Your task -> Extract the listing in its entirety, keeping each line identical to the original.

Dataset records ->
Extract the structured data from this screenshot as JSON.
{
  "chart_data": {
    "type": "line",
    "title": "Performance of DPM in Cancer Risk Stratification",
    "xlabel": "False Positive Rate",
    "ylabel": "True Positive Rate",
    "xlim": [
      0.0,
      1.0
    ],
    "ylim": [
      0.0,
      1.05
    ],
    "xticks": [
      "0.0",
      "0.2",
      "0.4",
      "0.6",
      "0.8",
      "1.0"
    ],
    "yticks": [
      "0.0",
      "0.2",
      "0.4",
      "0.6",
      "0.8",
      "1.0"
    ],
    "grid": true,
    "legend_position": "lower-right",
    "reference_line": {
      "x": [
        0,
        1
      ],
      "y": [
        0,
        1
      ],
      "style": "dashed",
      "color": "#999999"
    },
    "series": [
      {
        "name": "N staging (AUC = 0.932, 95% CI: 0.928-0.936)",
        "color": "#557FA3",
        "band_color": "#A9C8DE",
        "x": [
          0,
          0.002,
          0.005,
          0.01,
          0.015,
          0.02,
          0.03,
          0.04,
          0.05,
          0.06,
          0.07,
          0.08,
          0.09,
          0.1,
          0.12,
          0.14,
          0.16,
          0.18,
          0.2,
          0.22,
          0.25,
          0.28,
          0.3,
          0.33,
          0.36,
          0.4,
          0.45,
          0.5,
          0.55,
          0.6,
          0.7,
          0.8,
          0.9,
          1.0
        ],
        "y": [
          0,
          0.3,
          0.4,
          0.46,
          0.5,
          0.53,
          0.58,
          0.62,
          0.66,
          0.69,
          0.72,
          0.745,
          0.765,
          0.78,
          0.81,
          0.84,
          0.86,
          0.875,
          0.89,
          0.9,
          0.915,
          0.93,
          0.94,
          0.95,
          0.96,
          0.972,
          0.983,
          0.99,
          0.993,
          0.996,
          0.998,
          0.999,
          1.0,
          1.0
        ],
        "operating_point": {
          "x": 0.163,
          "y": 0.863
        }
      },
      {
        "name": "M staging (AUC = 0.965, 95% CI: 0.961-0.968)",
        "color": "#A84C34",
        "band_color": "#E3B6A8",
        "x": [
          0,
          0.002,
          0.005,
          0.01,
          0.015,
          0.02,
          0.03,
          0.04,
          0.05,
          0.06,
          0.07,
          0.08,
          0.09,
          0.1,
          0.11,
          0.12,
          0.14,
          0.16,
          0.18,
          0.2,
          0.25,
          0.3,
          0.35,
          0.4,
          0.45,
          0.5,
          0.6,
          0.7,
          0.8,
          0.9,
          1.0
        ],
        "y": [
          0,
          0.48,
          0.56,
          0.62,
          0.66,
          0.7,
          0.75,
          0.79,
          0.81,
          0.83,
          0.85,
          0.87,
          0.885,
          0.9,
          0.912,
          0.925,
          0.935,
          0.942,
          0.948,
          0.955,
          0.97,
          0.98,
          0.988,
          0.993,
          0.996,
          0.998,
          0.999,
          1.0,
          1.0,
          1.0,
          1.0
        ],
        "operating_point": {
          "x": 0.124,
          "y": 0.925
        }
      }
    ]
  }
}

Solution below ->
Extract the structured data from this screenshot as JSON.
{
  "chart_data": {
    "type": "line",
    "title": "Performance of DPM in Cancer Risk Stratification",
    "xlabel": "False Positive Rate",
    "ylabel": "True Positive Rate",
    "xlim": [
      0.0,
      1.0
    ],
    "ylim": [
      0.0,
      1.05
    ],
    "xticks": [
      "0.0",
      "0.2",
      "0.4",
      "0.6",
      "0.8",
      "1.0"
    ],
    "yticks": [
      "0.0",
      "0.2",
      "0.4",
      "0.6",
      "0.8",
      "1.0"
    ],
    "grid": true,
    "legend_position": "lower-right",
    "reference_line": {
      "x": [
        0,
        1
      ],
      "y": [
        0,
        1
      ],
      "style": "dashed",
      "color": "#999999"
    },
    "series": [
      {
        "name": "N staging (AUC = 0.932, 95% CI: 0.928-0.936)",
        "color": "#557FA3",
        "band_color": "#A9C8DE",
        "x": [
          0,
          0.002,
          0.005,
          0.01,
          0.015,
          0.02,
          0.03,
          0.04,
          0.05,
          0.06,
          0.07,
          0.08,
          0.09,
          0.1,
          0.12,
          0.14,
          0.16,
          0.18,
          0.2,
          0.22,
          0.25,
          0.28,
          0.3,
          0.33,
          0.36,
          0.4,
          0.45,
          0.5,
          0.55,
          0.6,
          0.7,
          0.8,
          0.9,
          1.0
        ],
        "y": [
          0,
          0.3,
          0.4,
          0.46,
          0.5,
          0.53,
          0.58,
          0.62,
          0.66,
          0.69,
          0.72,
          0.745,
          0.765,
          0.78,
          0.81,
          0.84,
          0.86,
          0.875,
          0.89,
          0.9,
          0.915,
          0.93,
          0.94,
          0.95,
          0.96,
          0.972,
          0.983,
          0.99,
          0.993,
          0.996,
          0.998,
          0.999,
          1.0,
          1.0
        ],
        "operating_point": {
          "x": 0.163,
          "y": 0.863
        }
      },
      {
        "name": "M staging (AUC = 0.965, 95% CI: 0.961-0.968)",
        "color": "#A84C34",
        "band_color": "#E3B6A8",
        "x": [
          0,
          0.002,
          0.005,
          0.01,
          0.015,
          0.02,
          0.03,
          0.04,
          0.05,
          0.06,
          0.07,
          0.08,
          0.09,
          0.1,
          0.11,
          0.12,
          0.14,
          0.16,
          0.18,
          0.2,
          0.25,
          0.3,
          0.35,
          0.4,
          0.45,
          0.5,
          0.6,
          0.7,
          0.8,
          0.9,
          1.0
        ],
        "y": [
          0,
          0.48,
          0.56,
          0.62,
          0.66,
          0.7,
          0.75,
          0.79,
          0.81,
          0.83,
          0.85,
          0.87,
          0.885,
          0.9,
          0.912,
          0.925,
          0.935,
          0.942,
          0.948,
          0.955,
          0.97,
          0.98,
          0.988,
          0.993,
          0.996,
          0.998,
          0.999,
          1.0,
          1.0,
          1.0,
          1.0
        ],
        "operating_point": {
          "x": 0.124,
          "y": 0.925
        }
      }
    ]
  }
}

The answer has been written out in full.